[Excerpts from a layout annotation set]
● ● ● ● ●
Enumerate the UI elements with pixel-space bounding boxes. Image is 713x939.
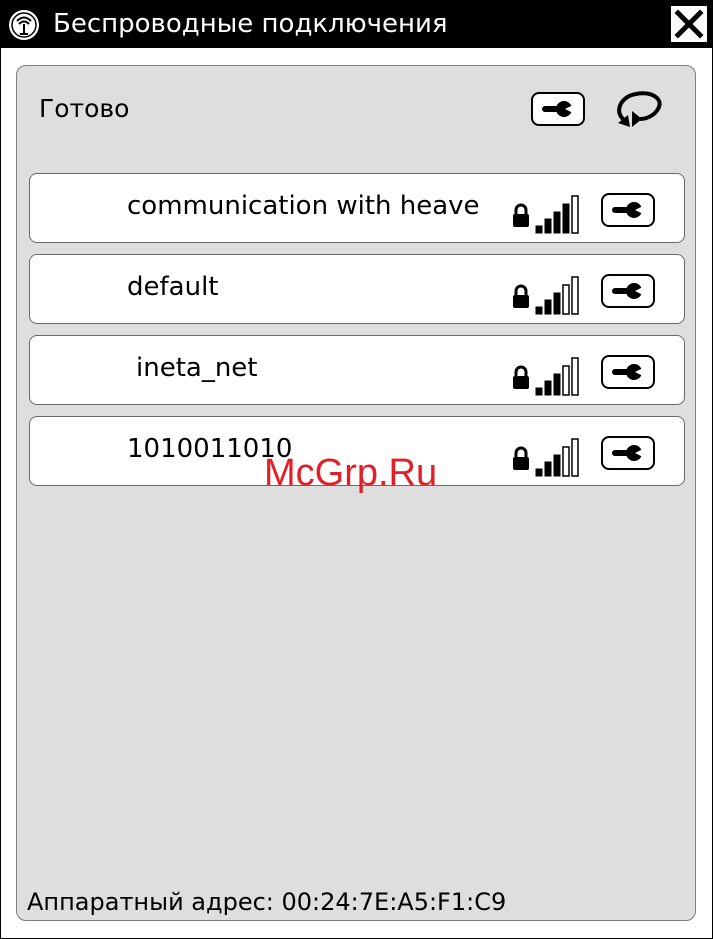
signal-strength-icon <box>535 195 579 234</box>
wrench-icon <box>612 445 645 461</box>
refresh-icon <box>617 91 662 127</box>
network-name: default <box>127 272 219 302</box>
lock-icon <box>513 446 529 470</box>
signal-strength-icon <box>535 276 579 315</box>
network-row[interactable]: default <box>29 254 685 324</box>
wrench-icon <box>612 283 645 299</box>
refresh-button[interactable] <box>611 86 669 132</box>
close-button[interactable] <box>670 5 708 43</box>
close-icon <box>674 9 704 39</box>
window-frame: Беспроводные подключения Готово communic… <box>0 0 713 939</box>
network-name: ineta_net <box>136 353 258 383</box>
wrench-icon <box>612 202 645 218</box>
title-bar: Беспроводные подключения <box>1 1 712 48</box>
lock-icon <box>513 365 529 389</box>
wrench-icon <box>542 101 575 117</box>
hardware-address: Аппаратный адрес: 00:24:7E:A5:F1:C9 <box>27 888 507 916</box>
lock-icon <box>513 203 529 227</box>
network-settings-button[interactable] <box>601 355 655 389</box>
settings-button[interactable] <box>531 92 585 126</box>
lock-icon <box>513 284 529 308</box>
wrench-icon <box>612 364 645 380</box>
network-name: communication with heave <box>127 191 480 221</box>
network-row[interactable]: ineta_net <box>29 335 685 405</box>
network-row[interactable]: communication with heave <box>29 173 685 243</box>
status-label: Готово <box>39 94 130 123</box>
network-settings-button[interactable] <box>601 436 655 470</box>
window-title: Беспроводные подключения <box>53 9 448 39</box>
watermark: McGrp.Ru <box>264 452 438 494</box>
signal-strength-icon <box>535 357 579 396</box>
network-settings-button[interactable] <box>601 193 655 227</box>
signal-strength-icon <box>535 438 579 477</box>
wireless-app-icon <box>9 10 39 40</box>
network-settings-button[interactable] <box>601 274 655 308</box>
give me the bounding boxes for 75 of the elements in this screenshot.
● ● ● ● ●
Can you reproduce every entry above line for line, leaving the pictures out of your copy?

**Exercise response**
Enumerate the UI elements with pixel-space bounding boxes. Image is 713x939.
signal-strength-icon <box>535 195 579 234</box>
wrench-icon <box>612 445 645 461</box>
refresh-icon <box>617 91 662 127</box>
network-name: default <box>127 272 219 302</box>
lock-icon <box>513 446 529 470</box>
signal-strength-icon <box>535 276 579 315</box>
network-row[interactable]: default <box>29 254 685 324</box>
wrench-icon <box>612 283 645 299</box>
refresh-button[interactable] <box>611 86 669 132</box>
close-button[interactable] <box>670 5 708 43</box>
close-icon <box>674 9 704 39</box>
window-frame: Беспроводные подключения Готово communic… <box>0 0 713 939</box>
network-name: ineta_net <box>136 353 258 383</box>
wrench-icon <box>612 202 645 218</box>
title-bar: Беспроводные подключения <box>1 1 712 48</box>
lock-icon <box>513 365 529 389</box>
wrench-icon <box>542 101 575 117</box>
hardware-address: Аппаратный адрес: 00:24:7E:A5:F1:C9 <box>27 888 507 916</box>
lock-icon <box>513 203 529 227</box>
network-settings-button[interactable] <box>601 355 655 389</box>
settings-button[interactable] <box>531 92 585 126</box>
lock-icon <box>513 284 529 308</box>
wrench-icon <box>612 364 645 380</box>
network-name: communication with heave <box>127 191 480 221</box>
network-row[interactable]: ineta_net <box>29 335 685 405</box>
network-row[interactable]: communication with heave <box>29 173 685 243</box>
status-label: Готово <box>39 94 130 123</box>
network-settings-button[interactable] <box>601 436 655 470</box>
window-title: Беспроводные подключения <box>53 9 448 39</box>
watermark: McGrp.Ru <box>264 452 438 494</box>
signal-strength-icon <box>535 357 579 396</box>
network-settings-button[interactable] <box>601 193 655 227</box>
signal-strength-icon <box>535 438 579 477</box>
wireless-app-icon <box>9 10 39 40</box>
network-settings-button[interactable] <box>601 274 655 308</box>
give me the bounding boxes for 75 of the elements in this screenshot.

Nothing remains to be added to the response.